Each entry below is to be duplicated verbatim.
** BEGIN **
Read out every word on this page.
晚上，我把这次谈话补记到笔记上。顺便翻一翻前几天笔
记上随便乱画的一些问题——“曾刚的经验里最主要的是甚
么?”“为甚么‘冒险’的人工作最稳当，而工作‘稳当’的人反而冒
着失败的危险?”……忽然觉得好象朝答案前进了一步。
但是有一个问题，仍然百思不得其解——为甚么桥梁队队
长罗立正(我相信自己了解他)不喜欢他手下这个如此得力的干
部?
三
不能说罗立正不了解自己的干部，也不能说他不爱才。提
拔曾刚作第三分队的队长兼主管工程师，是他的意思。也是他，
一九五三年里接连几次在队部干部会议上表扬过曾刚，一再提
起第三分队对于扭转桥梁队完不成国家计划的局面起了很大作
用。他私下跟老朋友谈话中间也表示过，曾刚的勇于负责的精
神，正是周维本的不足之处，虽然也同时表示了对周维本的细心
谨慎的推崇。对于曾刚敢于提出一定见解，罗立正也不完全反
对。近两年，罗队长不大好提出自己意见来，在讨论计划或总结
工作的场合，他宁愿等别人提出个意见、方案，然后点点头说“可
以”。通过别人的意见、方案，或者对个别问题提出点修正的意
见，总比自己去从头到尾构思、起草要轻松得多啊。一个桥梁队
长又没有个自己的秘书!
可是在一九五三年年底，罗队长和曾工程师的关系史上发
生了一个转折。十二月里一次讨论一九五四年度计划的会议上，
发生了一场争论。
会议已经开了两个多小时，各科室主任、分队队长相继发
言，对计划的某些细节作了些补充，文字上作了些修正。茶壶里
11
** END **
▶ _SOLUTION TO THIS TASK_
Read out every word on this page.
晚上，我把这次谈话补记到笔记上。顺便翻一翻前几天笔
记上随便乱画的一些问题——“曾刚的经验里最主要的是甚
么?”“为甚么‘冒险’的人工作最稳当，而工作‘稳当’的人反而冒
着失败的危险?”……忽然觉得好象朝答案前进了一步。
但是有一个问题，仍然百思不得其解——为甚么桥梁队队
长罗立正(我相信自己了解他)不喜欢他手下这个如此得力的干
部?
三
不能说罗立正不了解自己的干部，也不能说他不爱才。提
拔曾刚作第三分队的队长兼主管工程师，是他的意思。也是他，
一九五三年里接连几次在队部干部会议上表扬过曾刚，一再提
起第三分队对于扭转桥梁队完不成国家计划的局面起了很大作
用。他私下跟老朋友谈话中间也表示过，曾刚的勇于负责的精
神，正是周维本的不足之处，虽然也同时表示了对周维本的细心
谨慎的推崇。对于曾刚敢于提出一定见解，罗立正也不完全反
对。近两年，罗队长不大好提出自己意见来，在讨论计划或总结
工作的场合，他宁愿等别人提出个意见、方案，然后点点头说“可
以”。通过别人的意见、方案，或者对个别问题提出点修正的意
见，总比自己去从头到尾构思、起草要轻松得多啊。一个桥梁队
长又没有个自己的秘书!
可是在一九五三年年底，罗队长和曾工程师的关系史上发
生了一个转折。十二月里一次讨论一九五四年度计划的会议上，
发生了一场争论。
会议已经开了两个多小时，各科室主任、分队队长相继发
言，对计划的某些细节作了些补充，文字上作了些修正。茶壶里
11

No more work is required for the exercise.